- **Aim**
From the entries below, copy every line where the string "content" appears.

- **Dataset entries**
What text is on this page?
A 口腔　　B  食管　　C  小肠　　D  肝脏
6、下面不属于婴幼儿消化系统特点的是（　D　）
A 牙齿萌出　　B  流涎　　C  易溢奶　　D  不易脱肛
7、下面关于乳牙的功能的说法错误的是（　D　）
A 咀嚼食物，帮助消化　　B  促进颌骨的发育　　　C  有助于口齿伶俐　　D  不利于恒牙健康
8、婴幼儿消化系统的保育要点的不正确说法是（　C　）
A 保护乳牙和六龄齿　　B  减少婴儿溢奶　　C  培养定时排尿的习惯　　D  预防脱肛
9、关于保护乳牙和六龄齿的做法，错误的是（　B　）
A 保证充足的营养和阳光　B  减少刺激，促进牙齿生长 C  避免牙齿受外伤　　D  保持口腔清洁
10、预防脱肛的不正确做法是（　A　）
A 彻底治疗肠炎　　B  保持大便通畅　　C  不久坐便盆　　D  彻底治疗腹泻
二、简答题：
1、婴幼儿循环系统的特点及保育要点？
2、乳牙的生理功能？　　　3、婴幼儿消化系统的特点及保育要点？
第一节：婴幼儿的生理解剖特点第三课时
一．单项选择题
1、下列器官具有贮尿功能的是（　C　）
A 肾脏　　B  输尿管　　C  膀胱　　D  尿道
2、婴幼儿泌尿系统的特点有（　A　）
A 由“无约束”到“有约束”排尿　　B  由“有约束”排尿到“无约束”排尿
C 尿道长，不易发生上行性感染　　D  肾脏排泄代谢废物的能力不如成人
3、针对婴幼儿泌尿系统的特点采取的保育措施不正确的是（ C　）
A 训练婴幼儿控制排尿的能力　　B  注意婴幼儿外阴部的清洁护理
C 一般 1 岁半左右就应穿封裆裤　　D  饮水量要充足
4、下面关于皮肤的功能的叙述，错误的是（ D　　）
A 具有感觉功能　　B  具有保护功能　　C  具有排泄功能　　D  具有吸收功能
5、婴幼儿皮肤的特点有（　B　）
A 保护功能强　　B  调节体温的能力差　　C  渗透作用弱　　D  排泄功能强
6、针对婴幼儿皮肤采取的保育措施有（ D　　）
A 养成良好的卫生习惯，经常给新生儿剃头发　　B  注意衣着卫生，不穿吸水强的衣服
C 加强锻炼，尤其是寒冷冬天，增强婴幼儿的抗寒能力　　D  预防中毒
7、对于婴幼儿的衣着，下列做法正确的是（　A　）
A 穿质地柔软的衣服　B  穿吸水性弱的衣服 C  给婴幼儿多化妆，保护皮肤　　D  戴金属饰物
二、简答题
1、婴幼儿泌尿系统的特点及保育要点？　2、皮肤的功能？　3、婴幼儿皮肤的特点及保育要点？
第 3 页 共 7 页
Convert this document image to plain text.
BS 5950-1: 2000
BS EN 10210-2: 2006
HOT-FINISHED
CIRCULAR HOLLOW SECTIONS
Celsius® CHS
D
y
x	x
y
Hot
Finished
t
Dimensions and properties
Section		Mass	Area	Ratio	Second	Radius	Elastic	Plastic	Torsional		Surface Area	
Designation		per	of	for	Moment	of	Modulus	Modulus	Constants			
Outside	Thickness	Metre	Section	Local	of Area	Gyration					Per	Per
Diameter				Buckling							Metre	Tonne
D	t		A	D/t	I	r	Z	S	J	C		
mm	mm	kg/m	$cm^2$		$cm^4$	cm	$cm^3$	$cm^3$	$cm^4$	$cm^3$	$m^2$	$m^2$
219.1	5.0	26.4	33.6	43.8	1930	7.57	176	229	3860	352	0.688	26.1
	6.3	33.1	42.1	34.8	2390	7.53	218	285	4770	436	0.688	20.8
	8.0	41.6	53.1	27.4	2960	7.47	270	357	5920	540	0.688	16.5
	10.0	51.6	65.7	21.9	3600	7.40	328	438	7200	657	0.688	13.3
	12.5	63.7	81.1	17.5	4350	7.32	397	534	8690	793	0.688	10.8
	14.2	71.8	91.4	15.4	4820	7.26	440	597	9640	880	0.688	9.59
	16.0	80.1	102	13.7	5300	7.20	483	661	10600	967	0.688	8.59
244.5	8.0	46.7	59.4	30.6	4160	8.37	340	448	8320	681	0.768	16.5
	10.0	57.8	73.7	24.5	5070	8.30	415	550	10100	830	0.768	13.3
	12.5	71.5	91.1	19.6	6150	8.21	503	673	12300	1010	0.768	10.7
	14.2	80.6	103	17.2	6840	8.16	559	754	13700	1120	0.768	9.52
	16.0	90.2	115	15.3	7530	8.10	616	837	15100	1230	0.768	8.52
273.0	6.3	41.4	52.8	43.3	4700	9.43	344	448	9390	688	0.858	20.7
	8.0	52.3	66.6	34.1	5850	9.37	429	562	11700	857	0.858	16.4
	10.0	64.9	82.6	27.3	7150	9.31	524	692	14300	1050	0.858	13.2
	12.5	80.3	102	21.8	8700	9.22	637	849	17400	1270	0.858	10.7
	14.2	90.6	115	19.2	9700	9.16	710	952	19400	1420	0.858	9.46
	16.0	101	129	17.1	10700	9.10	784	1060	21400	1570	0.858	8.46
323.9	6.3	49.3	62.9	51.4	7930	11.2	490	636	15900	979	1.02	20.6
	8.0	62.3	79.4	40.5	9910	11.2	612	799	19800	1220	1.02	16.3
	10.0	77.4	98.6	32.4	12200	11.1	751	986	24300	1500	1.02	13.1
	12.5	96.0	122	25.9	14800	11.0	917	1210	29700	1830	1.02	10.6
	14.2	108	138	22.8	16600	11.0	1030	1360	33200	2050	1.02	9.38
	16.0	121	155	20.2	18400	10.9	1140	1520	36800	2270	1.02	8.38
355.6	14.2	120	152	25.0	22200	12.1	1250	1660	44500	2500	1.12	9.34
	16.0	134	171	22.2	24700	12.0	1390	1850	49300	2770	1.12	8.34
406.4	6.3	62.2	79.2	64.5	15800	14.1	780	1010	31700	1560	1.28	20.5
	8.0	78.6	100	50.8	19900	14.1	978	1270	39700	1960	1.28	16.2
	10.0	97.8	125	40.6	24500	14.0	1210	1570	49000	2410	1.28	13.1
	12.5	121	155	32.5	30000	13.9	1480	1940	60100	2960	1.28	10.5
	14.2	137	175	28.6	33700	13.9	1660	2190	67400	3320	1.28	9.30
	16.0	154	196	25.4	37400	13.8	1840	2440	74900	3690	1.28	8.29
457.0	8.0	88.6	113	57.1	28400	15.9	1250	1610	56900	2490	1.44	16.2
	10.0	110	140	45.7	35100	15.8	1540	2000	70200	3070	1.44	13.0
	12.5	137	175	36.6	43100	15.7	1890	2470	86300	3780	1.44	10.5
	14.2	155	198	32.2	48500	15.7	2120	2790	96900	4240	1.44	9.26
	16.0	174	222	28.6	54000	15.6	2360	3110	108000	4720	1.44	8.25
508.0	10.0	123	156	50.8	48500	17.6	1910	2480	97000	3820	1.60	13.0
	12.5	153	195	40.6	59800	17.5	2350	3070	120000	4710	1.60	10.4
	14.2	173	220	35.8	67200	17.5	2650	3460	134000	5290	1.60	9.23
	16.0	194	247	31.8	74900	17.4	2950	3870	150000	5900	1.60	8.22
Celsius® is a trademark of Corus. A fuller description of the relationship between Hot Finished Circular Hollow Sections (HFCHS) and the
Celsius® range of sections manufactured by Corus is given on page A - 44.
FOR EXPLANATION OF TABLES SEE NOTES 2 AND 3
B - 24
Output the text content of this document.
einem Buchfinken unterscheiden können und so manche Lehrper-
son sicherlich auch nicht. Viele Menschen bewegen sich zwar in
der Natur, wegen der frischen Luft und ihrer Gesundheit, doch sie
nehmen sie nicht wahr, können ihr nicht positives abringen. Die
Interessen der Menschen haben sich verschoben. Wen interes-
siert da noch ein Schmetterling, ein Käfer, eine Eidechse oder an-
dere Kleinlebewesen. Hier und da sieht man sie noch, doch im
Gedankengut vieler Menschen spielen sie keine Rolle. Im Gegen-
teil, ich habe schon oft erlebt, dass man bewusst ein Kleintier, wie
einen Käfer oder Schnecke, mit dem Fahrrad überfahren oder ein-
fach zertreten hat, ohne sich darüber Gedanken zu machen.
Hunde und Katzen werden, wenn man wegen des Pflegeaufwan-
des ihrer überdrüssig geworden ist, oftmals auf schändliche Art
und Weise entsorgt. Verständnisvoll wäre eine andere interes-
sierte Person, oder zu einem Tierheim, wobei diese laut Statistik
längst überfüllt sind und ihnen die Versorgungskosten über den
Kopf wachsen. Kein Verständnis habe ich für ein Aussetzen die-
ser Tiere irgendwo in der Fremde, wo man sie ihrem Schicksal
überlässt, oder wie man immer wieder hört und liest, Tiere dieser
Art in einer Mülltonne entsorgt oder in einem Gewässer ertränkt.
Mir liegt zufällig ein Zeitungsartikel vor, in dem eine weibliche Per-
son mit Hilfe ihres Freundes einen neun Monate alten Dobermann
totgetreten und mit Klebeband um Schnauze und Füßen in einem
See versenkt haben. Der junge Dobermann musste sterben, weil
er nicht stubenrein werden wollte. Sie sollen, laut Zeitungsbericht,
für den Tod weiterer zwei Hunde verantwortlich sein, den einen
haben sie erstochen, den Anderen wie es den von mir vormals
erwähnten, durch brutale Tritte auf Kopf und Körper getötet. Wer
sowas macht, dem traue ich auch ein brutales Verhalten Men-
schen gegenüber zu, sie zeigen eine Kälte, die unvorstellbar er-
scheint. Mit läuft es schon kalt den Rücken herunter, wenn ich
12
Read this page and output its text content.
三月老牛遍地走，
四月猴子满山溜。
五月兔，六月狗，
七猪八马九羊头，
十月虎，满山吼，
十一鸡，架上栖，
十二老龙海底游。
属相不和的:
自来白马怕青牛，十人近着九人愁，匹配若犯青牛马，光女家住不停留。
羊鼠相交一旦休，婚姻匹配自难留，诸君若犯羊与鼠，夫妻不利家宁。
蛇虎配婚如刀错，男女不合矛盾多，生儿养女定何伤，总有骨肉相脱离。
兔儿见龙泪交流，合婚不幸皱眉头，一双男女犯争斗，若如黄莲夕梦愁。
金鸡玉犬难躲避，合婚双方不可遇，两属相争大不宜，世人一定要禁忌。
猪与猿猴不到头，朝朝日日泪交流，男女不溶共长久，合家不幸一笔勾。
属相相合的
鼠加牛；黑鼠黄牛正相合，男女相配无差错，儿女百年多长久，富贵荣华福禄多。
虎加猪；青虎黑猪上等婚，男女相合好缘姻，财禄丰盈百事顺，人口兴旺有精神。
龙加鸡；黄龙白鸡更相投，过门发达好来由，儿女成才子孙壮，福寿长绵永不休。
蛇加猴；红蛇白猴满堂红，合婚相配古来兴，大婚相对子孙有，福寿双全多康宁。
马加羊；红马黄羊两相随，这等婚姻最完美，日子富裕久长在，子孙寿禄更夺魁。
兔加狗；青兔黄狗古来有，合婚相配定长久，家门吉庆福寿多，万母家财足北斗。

- **Expected answer**
Output the text content of this document.
Read this page and output its text content.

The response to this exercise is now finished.